**What you will do**
Write the material out again exactly as it stands.

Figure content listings
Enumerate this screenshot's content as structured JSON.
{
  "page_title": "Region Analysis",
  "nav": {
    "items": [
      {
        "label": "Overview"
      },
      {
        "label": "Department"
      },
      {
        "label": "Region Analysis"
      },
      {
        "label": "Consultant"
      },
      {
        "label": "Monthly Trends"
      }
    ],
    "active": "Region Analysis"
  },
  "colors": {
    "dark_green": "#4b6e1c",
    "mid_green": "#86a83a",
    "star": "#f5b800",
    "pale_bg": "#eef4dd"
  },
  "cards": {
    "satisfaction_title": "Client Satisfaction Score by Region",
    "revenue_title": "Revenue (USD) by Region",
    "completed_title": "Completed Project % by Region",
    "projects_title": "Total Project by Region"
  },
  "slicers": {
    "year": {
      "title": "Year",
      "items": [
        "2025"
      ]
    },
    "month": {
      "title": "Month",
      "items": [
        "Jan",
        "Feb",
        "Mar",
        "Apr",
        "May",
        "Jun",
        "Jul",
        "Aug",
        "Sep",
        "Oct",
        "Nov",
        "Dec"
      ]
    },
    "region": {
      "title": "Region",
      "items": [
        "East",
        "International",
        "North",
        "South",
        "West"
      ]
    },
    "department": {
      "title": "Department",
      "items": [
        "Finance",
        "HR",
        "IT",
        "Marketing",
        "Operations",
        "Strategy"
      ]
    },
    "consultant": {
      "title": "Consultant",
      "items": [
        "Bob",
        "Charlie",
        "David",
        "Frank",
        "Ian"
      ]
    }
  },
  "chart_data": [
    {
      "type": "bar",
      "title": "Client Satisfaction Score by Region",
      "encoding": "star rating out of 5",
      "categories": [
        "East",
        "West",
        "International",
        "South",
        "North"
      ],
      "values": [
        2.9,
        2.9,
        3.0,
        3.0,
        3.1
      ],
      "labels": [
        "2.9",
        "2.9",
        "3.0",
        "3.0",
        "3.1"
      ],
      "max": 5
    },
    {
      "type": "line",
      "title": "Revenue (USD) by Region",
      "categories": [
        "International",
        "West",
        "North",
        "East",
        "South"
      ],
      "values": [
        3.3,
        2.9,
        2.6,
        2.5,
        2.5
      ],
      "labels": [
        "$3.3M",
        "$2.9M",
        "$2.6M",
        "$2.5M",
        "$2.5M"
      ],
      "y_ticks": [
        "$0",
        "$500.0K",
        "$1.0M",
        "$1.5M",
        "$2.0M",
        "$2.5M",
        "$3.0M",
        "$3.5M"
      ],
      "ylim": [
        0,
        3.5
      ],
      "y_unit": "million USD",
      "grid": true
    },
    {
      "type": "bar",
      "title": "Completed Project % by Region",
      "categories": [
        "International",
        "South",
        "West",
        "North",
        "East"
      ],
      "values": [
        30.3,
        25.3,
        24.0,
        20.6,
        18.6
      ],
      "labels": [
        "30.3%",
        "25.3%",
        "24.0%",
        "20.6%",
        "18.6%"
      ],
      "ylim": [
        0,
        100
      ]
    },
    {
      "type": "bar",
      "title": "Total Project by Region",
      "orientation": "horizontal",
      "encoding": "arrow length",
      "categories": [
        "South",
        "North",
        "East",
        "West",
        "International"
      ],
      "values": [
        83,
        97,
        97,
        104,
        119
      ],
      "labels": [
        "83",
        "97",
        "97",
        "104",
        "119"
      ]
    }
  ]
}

**Result**
Enumerate this screenshot's content as structured JSON.
{
  "page_title": "Region Analysis",
  "nav": {
    "items": [
      {
        "label": "Overview"
      },
      {
        "label": "Department"
      },
      {
        "label": "Region Analysis"
      },
      {
        "label": "Consultant"
      },
      {
        "label": "Monthly Trends"
      }
    ],
    "active": "Region Analysis"
  },
  "colors": {
    "dark_green": "#4b6e1c",
    "mid_green": "#86a83a",
    "star": "#f5b800",
    "pale_bg": "#eef4dd"
  },
  "cards": {
    "satisfaction_title": "Client Satisfaction Score by Region",
    "revenue_title": "Revenue (USD) by Region",
    "completed_title": "Completed Project % by Region",
    "projects_title": "Total Project by Region"
  },
  "slicers": {
    "year": {
      "title": "Year",
      "items": [
        "2025"
      ]
    },
    "month": {
      "title": "Month",
      "items": [
        "Jan",
        "Feb",
        "Mar",
        "Apr",
        "May",
        "Jun",
        "Jul",
        "Aug",
        "Sep",
        "Oct",
        "Nov",
        "Dec"
      ]
    },
    "region": {
      "title": "Region",
      "items": [
        "East",
        "International",
        "North",
        "South",
        "West"
      ]
    },
    "department": {
      "title": "Department",
      "items": [
        "Finance",
        "HR",
        "IT",
        "Marketing",
        "Operations",
        "Strategy"
      ]
    },
    "consultant": {
      "title": "Consultant",
      "items": [
        "Bob",
        "Charlie",
        "David",
        "Frank",
        "Ian"
      ]
    }
  },
  "chart_data": [
    {
      "type": "bar",
      "title": "Client Satisfaction Score by Region",
      "encoding": "star rating out of 5",
      "categories": [
        "East",
        "West",
        "International",
        "South",
        "North"
      ],
      "values": [
        2.9,
        2.9,
        3.0,
        3.0,
        3.1
      ],
      "labels": [
        "2.9",
        "2.9",
        "3.0",
        "3.0",
        "3.1"
      ],
      "max": 5
    },
    {
      "type": "line",
      "title": "Revenue (USD) by Region",
      "categories": [
        "International",
        "West",
        "North",
        "East",
        "South"
      ],
      "values": [
        3.3,
        2.9,
        2.6,
        2.5,
        2.5
      ],
      "labels": [
        "$3.3M",
        "$2.9M",
        "$2.6M",
        "$2.5M",
        "$2.5M"
      ],
      "y_ticks": [
        "$0",
        "$500.0K",
        "$1.0M",
        "$1.5M",
        "$2.0M",
        "$2.5M",
        "$3.0M",
        "$3.5M"
      ],
      "ylim": [
        0,
        3.5
      ],
      "y_unit": "million USD",
      "grid": true
    },
    {
      "type": "bar",
      "title": "Completed Project % by Region",
      "categories": [
        "International",
        "South",
        "West",
        "North",
        "East"
      ],
      "values": [
        30.3,
        25.3,
        24.0,
        20.6,
        18.6
      ],
      "labels": [
        "30.3%",
        "25.3%",
        "24.0%",
        "20.6%",
        "18.6%"
      ],
      "ylim": [
        0,
        100
      ]
    },
    {
      "type": "bar",
      "title": "Total Project by Region",
      "orientation": "horizontal",
      "encoding": "arrow length",
      "categories": [
        "South",
        "North",
        "East",
        "West",
        "International"
      ],
      "values": [
        83,
        97,
        97,
        104,
        119
      ],
      "labels": [
        "83",
        "97",
        "97",
        "104",
        "119"
      ]
    }
  ]
}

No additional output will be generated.